*CHALLENGE*. Give all the lines below again, exactly, with no pictures.
** start of TASK INPUTS **
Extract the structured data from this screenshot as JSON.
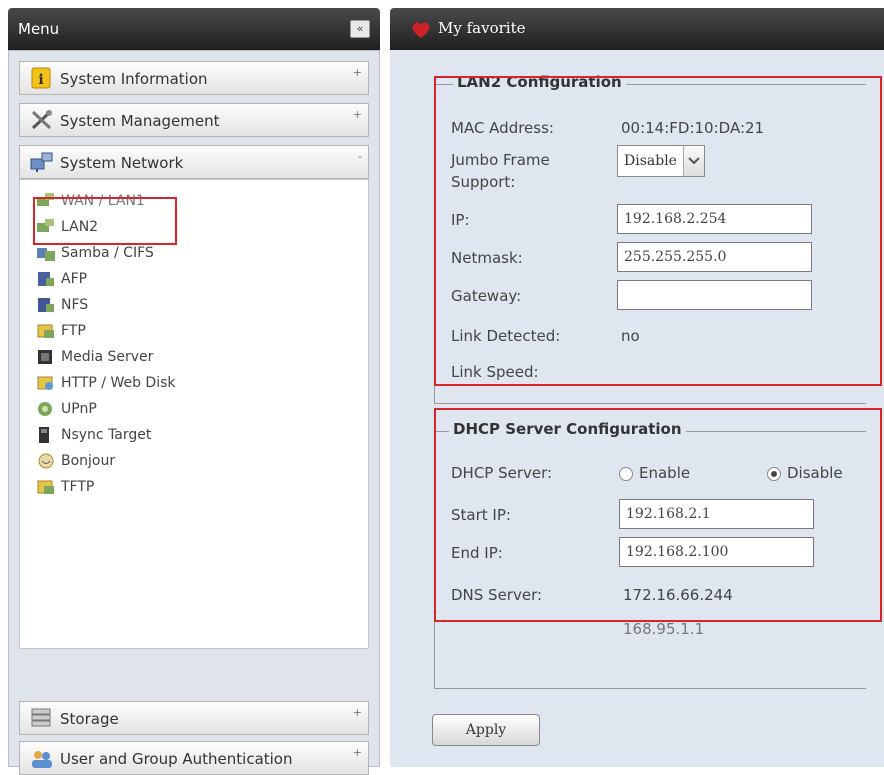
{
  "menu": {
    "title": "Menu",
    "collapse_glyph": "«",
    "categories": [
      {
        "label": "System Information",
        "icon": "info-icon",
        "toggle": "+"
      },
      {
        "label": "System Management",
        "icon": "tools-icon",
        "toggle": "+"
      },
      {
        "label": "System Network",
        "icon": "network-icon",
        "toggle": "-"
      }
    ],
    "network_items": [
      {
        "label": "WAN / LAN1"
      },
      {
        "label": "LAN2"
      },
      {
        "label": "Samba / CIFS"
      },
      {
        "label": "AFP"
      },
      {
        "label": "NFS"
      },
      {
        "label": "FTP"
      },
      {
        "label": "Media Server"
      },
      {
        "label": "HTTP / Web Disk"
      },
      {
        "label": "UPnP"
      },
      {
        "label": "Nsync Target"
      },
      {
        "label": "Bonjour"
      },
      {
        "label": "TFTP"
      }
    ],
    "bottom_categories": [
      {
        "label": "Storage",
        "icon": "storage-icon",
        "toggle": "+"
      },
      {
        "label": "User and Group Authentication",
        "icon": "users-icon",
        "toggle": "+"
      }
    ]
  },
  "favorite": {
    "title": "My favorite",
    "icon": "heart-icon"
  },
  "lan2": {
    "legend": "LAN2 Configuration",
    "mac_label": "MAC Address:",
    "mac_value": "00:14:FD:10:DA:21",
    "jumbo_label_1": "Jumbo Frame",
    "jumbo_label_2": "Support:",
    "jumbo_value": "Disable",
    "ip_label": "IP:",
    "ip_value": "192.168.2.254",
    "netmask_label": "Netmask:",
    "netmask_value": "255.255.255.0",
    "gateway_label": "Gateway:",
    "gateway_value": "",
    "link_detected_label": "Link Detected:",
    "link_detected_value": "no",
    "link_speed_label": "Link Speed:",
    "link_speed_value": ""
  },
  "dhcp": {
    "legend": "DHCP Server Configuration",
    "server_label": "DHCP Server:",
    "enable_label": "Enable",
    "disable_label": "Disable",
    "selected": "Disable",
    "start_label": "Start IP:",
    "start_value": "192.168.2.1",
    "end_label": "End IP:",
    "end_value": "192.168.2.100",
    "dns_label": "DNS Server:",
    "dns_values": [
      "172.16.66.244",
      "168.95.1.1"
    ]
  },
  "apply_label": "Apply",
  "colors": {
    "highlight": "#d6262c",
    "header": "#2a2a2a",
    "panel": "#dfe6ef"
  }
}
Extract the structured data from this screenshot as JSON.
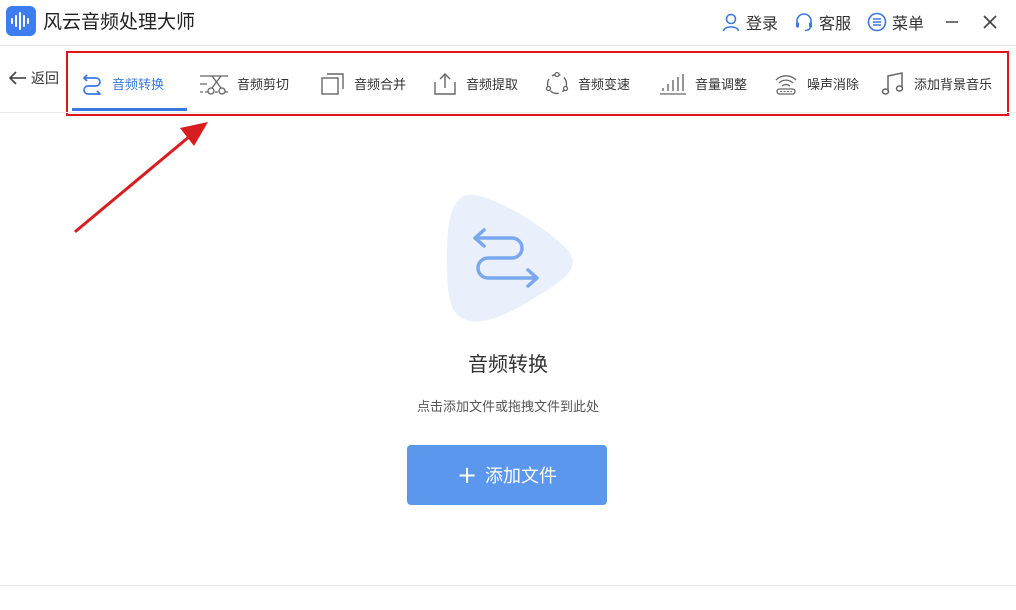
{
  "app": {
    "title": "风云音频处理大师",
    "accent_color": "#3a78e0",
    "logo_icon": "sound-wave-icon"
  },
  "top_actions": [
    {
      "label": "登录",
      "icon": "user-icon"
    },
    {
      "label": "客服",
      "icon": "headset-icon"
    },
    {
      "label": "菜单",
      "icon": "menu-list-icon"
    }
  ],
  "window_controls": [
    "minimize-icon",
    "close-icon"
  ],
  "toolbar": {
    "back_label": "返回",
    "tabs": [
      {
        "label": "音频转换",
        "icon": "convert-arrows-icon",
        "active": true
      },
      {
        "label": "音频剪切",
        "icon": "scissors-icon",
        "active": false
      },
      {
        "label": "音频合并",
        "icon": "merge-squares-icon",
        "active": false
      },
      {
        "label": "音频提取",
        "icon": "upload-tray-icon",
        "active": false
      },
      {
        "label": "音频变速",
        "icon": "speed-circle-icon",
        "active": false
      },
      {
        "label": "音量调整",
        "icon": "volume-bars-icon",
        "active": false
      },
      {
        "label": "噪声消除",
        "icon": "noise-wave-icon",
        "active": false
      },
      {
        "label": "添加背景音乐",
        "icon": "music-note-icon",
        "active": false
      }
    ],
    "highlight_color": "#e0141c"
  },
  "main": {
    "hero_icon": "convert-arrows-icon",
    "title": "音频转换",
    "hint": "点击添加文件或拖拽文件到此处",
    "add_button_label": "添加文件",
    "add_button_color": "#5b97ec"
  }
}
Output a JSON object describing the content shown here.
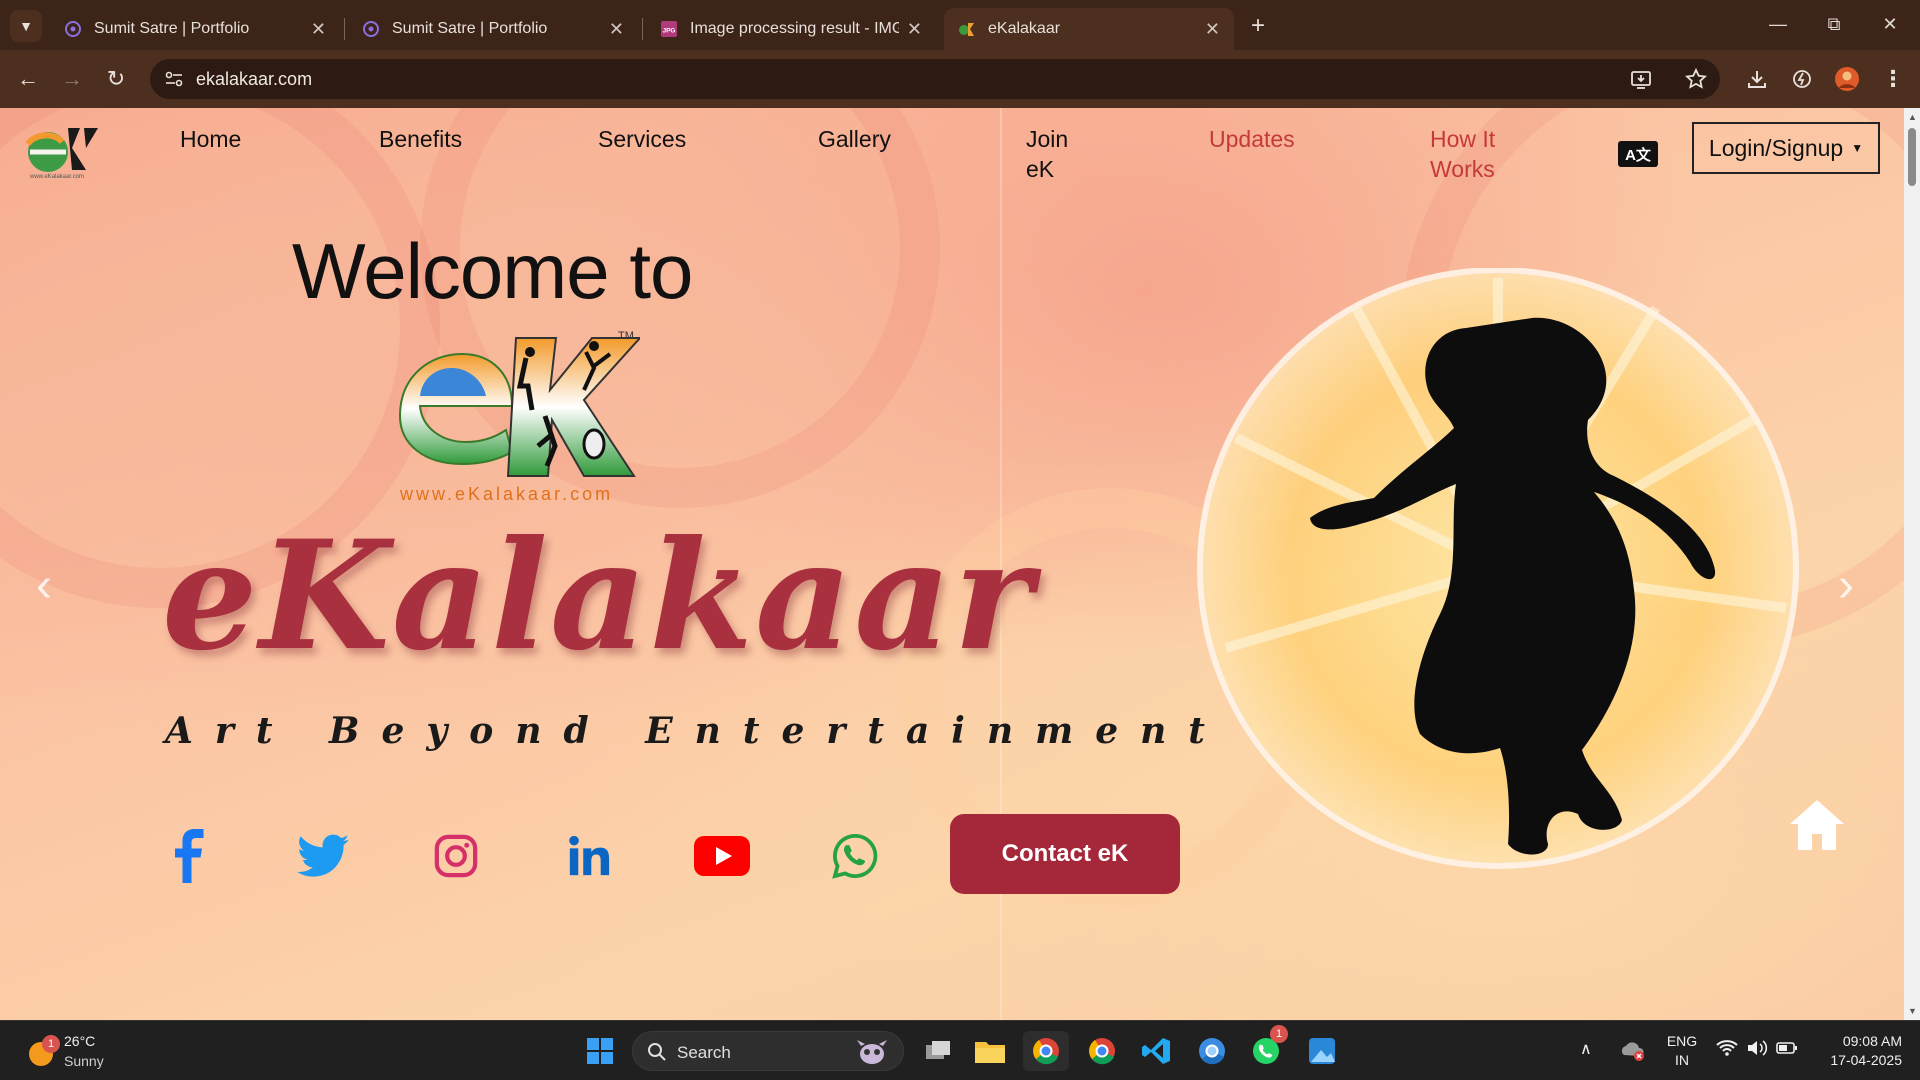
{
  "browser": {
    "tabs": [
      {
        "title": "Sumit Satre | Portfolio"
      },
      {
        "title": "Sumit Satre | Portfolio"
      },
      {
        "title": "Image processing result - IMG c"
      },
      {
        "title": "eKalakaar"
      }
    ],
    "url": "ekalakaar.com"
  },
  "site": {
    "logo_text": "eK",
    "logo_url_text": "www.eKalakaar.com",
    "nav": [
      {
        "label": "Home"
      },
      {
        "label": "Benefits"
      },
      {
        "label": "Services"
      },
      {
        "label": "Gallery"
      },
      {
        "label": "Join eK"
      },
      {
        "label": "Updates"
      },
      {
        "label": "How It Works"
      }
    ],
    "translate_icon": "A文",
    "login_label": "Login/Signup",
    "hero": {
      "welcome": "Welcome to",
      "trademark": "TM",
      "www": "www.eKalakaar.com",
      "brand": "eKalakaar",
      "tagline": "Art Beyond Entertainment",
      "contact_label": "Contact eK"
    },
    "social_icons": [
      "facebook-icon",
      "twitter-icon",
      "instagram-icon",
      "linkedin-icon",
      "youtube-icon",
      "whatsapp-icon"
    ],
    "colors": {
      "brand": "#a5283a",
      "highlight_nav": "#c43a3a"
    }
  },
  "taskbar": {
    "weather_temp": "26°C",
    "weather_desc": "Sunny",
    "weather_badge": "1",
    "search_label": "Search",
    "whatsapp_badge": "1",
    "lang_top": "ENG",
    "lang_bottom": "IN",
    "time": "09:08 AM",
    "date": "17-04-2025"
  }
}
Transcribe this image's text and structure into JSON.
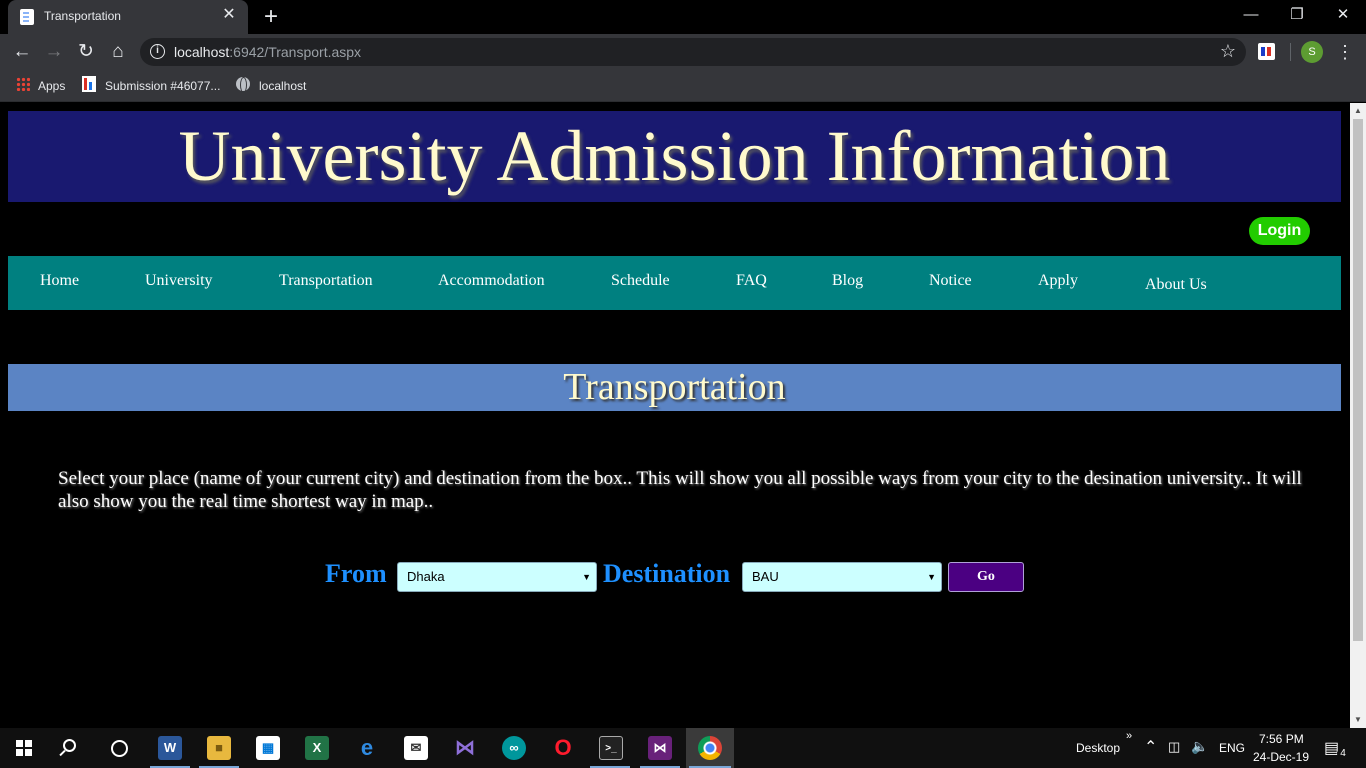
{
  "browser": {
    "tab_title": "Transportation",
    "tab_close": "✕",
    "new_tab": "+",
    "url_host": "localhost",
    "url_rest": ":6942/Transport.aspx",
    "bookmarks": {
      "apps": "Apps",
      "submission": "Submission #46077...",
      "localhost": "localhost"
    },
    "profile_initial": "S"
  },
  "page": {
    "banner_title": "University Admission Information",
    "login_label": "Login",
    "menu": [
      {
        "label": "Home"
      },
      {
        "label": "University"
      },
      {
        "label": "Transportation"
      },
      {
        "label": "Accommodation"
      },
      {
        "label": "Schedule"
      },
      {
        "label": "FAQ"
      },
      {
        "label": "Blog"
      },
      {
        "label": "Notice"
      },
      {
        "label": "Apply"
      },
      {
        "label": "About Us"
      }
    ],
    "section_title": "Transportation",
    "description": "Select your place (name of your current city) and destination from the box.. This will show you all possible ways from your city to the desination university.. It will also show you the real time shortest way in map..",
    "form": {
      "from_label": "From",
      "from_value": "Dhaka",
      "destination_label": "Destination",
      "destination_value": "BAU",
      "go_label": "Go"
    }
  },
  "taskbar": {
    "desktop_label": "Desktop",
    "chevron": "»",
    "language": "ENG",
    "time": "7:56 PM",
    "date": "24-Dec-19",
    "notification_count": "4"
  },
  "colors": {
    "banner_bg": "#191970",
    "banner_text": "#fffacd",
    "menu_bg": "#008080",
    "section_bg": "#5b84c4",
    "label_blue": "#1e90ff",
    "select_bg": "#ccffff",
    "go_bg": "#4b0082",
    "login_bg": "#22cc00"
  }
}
** end of TASK INPUTS **
*RESULT OF THIS EXERCISE*.
Extract the structured data from this screenshot as JSON.
{
  "menu": {
    "title": "Menu",
    "collapse_glyph": "«",
    "categories": [
      {
        "label": "System Information",
        "icon": "info-icon",
        "toggle": "+"
      },
      {
        "label": "System Management",
        "icon": "tools-icon",
        "toggle": "+"
      },
      {
        "label": "System Network",
        "icon": "network-icon",
        "toggle": "-"
      }
    ],
    "network_items": [
      {
        "label": "WAN / LAN1"
      },
      {
        "label": "LAN2"
      },
      {
        "label": "Samba / CIFS"
      },
      {
        "label": "AFP"
      },
      {
        "label": "NFS"
      },
      {
        "label": "FTP"
      },
      {
        "label": "Media Server"
      },
      {
        "label": "HTTP / Web Disk"
      },
      {
        "label": "UPnP"
      },
      {
        "label": "Nsync Target"
      },
      {
        "label": "Bonjour"
      },
      {
        "label": "TFTP"
      }
    ],
    "bottom_categories": [
      {
        "label": "Storage",
        "icon": "storage-icon",
        "toggle": "+"
      },
      {
        "label": "User and Group Authentication",
        "icon": "users-icon",
        "toggle": "+"
      }
    ]
  },
  "favorite": {
    "title": "My favorite",
    "icon": "heart-icon"
  },
  "lan2": {
    "legend": "LAN2 Configuration",
    "mac_label": "MAC Address:",
    "mac_value": "00:14:FD:10:DA:21",
    "jumbo_label_1": "Jumbo Frame",
    "jumbo_label_2": "Support:",
    "jumbo_value": "Disable",
    "ip_label": "IP:",
    "ip_value": "192.168.2.254",
    "netmask_label": "Netmask:",
    "netmask_value": "255.255.255.0",
    "gateway_label": "Gateway:",
    "gateway_value": "",
    "link_detected_label": "Link Detected:",
    "link_detected_value": "no",
    "link_speed_label": "Link Speed:",
    "link_speed_value": ""
  },
  "dhcp": {
    "legend": "DHCP Server Configuration",
    "server_label": "DHCP Server:",
    "enable_label": "Enable",
    "disable_label": "Disable",
    "selected": "Disable",
    "start_label": "Start IP:",
    "start_value": "192.168.2.1",
    "end_label": "End IP:",
    "end_value": "192.168.2.100",
    "dns_label": "DNS Server:",
    "dns_values": [
      "172.16.66.244",
      "168.95.1.1"
    ]
  },
  "apply_label": "Apply",
  "colors": {
    "highlight": "#d6262c",
    "header": "#2a2a2a",
    "panel": "#dfe6ef"
  }
}
Extract the structured data from this screenshot as JSON.
{
  "app": {
    "title": "风云音频处理大师",
    "accent_color": "#3a78e0",
    "logo_icon": "sound-wave-icon"
  },
  "top_actions": [
    {
      "label": "登录",
      "icon": "user-icon"
    },
    {
      "label": "客服",
      "icon": "headset-icon"
    },
    {
      "label": "菜单",
      "icon": "menu-list-icon"
    }
  ],
  "window_controls": [
    "minimize-icon",
    "close-icon"
  ],
  "toolbar": {
    "back_label": "返回",
    "tabs": [
      {
        "label": "音频转换",
        "icon": "convert-arrows-icon",
        "active": true
      },
      {
        "label": "音频剪切",
        "icon": "scissors-icon",
        "active": false
      },
      {
        "label": "音频合并",
        "icon": "merge-squares-icon",
        "active": false
      },
      {
        "label": "音频提取",
        "icon": "upload-tray-icon",
        "active": false
      },
      {
        "label": "音频变速",
        "icon": "speed-circle-icon",
        "active": false
      },
      {
        "label": "音量调整",
        "icon": "volume-bars-icon",
        "active": false
      },
      {
        "label": "噪声消除",
        "icon": "noise-wave-icon",
        "active": false
      },
      {
        "label": "添加背景音乐",
        "icon": "music-note-icon",
        "active": false
      }
    ],
    "highlight_color": "#e0141c"
  },
  "main": {
    "hero_icon": "convert-arrows-icon",
    "title": "音频转换",
    "hint": "点击添加文件或拖拽文件到此处",
    "add_button_label": "添加文件",
    "add_button_color": "#5b97ec"
  }
}
Output a JSON object describing the content shown here.
{
  "browser": {
    "tabs": [
      {
        "title": "Sumit Satre | Portfolio"
      },
      {
        "title": "Sumit Satre | Portfolio"
      },
      {
        "title": "Image processing result - IMG c"
      },
      {
        "title": "eKalakaar"
      }
    ],
    "url": "ekalakaar.com"
  },
  "site": {
    "logo_text": "eK",
    "logo_url_text": "www.eKalakaar.com",
    "nav": [
      {
        "label": "Home"
      },
      {
        "label": "Benefits"
      },
      {
        "label": "Services"
      },
      {
        "label": "Gallery"
      },
      {
        "label": "Join eK"
      },
      {
        "label": "Updates"
      },
      {
        "label": "How It Works"
      }
    ],
    "translate_icon": "A文",
    "login_label": "Login/Signup",
    "hero": {
      "welcome": "Welcome to",
      "trademark": "TM",
      "www": "www.eKalakaar.com",
      "brand": "eKalakaar",
      "tagline": "Art Beyond Entertainment",
      "contact_label": "Contact eK"
    },
    "social_icons": [
      "facebook-icon",
      "twitter-icon",
      "instagram-icon",
      "linkedin-icon",
      "youtube-icon",
      "whatsapp-icon"
    ],
    "colors": {
      "brand": "#a5283a",
      "highlight_nav": "#c43a3a"
    }
  },
  "taskbar": {
    "weather_temp": "26°C",
    "weather_desc": "Sunny",
    "weather_badge": "1",
    "search_label": "Search",
    "whatsapp_badge": "1",
    "lang_top": "ENG",
    "lang_bottom": "IN",
    "time": "09:08 AM",
    "date": "17-04-2025"
  }
}
Transcribe this image's text and structure into JSON.
{
  "browser": {
    "tab_title": "Transportation",
    "tab_close": "✕",
    "new_tab": "+",
    "url_host": "localhost",
    "url_rest": ":6942/Transport.aspx",
    "bookmarks": {
      "apps": "Apps",
      "submission": "Submission #46077...",
      "localhost": "localhost"
    },
    "profile_initial": "S"
  },
  "page": {
    "banner_title": "University Admission Information",
    "login_label": "Login",
    "menu": [
      {
        "label": "Home"
      },
      {
        "label": "University"
      },
      {
        "label": "Transportation"
      },
      {
        "label": "Accommodation"
      },
      {
        "label": "Schedule"
      },
      {
        "label": "FAQ"
      },
      {
        "label": "Blog"
      },
      {
        "label": "Notice"
      },
      {
        "label": "Apply"
      },
      {
        "label": "About Us"
      }
    ],
    "section_title": "Transportation",
    "description": "Select your place (name of your current city) and destination from the box.. This will show you all possible ways from your city to the desination university.. It will also show you the real time shortest way in map..",
    "form": {
      "from_label": "From",
      "from_value": "Dhaka",
      "destination_label": "Destination",
      "destination_value": "BAU",
      "go_label": "Go"
    }
  },
  "taskbar": {
    "desktop_label": "Desktop",
    "chevron": "»",
    "language": "ENG",
    "time": "7:56 PM",
    "date": "24-Dec-19",
    "notification_count": "4"
  },
  "colors": {
    "banner_bg": "#191970",
    "banner_text": "#fffacd",
    "menu_bg": "#008080",
    "section_bg": "#5b84c4",
    "label_blue": "#1e90ff",
    "select_bg": "#ccffff",
    "go_bg": "#4b0082",
    "login_bg": "#22cc00"
  }
}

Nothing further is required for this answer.